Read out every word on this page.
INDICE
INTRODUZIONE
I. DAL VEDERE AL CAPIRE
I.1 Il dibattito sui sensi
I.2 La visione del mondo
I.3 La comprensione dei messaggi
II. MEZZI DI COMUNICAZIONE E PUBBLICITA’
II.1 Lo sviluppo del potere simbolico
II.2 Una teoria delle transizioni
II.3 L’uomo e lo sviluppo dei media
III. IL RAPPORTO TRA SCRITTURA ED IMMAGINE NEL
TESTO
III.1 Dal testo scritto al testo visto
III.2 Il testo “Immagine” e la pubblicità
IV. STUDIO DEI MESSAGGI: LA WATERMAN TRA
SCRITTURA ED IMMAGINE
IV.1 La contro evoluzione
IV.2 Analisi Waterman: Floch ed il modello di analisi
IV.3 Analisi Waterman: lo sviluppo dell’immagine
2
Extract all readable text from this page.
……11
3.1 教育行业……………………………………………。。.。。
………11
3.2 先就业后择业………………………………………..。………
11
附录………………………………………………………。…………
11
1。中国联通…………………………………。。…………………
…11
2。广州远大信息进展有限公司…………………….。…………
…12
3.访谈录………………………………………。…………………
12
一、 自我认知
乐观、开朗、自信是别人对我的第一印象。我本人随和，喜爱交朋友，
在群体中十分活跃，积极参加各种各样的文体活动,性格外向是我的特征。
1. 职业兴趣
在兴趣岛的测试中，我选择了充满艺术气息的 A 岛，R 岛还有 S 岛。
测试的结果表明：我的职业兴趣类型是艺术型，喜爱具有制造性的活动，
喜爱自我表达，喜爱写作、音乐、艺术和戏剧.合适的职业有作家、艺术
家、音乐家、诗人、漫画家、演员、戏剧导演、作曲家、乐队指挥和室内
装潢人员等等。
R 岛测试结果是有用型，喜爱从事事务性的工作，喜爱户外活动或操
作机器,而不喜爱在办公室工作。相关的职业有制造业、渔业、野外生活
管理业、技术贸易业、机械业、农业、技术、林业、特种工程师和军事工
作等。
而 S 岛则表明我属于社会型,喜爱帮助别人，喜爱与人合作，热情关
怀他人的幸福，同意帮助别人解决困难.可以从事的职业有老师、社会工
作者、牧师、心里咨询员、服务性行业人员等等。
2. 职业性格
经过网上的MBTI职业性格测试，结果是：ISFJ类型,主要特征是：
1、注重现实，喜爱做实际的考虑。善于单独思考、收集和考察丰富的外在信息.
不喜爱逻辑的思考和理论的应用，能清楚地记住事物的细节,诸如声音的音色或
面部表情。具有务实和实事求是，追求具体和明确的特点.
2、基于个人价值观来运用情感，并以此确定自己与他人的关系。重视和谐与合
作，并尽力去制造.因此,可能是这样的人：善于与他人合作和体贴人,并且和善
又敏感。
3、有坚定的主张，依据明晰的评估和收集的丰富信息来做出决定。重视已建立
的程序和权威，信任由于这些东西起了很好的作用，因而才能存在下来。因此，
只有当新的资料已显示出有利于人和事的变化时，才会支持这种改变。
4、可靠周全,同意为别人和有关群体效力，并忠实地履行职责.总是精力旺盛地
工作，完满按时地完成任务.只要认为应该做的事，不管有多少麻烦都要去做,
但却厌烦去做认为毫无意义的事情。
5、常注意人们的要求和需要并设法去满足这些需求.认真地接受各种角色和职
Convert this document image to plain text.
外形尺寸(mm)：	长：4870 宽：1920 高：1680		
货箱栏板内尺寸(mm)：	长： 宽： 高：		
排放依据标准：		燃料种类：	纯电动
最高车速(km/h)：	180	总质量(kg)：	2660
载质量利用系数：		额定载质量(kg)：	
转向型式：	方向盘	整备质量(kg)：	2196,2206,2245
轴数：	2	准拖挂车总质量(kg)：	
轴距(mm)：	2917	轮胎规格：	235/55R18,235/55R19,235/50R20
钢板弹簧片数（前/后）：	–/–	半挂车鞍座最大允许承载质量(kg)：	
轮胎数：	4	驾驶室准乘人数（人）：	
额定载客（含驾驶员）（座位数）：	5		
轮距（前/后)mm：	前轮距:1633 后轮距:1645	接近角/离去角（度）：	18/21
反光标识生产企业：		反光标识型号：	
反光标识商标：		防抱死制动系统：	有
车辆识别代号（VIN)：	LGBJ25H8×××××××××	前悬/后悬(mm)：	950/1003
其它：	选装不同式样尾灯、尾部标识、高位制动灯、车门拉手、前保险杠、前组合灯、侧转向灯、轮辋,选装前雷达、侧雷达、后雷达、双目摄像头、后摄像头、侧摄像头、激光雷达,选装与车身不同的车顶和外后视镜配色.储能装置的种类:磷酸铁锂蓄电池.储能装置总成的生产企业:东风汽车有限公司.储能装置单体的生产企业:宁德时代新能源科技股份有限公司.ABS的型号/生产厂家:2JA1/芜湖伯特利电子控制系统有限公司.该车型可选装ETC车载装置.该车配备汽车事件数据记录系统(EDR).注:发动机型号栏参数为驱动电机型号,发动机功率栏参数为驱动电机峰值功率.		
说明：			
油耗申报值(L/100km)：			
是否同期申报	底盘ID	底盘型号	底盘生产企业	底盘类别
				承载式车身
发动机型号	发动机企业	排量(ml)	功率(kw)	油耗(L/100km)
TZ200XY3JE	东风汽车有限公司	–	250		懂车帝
________________________________________
Your task — Where does the word "Analisi" appear? Return each line that holds it.

Solution to the problem —
IV.2 Analisi Waterman: Floch ed il modello di analisi
IV.3 Analisi Waterman: lo sviluppo dell’immagine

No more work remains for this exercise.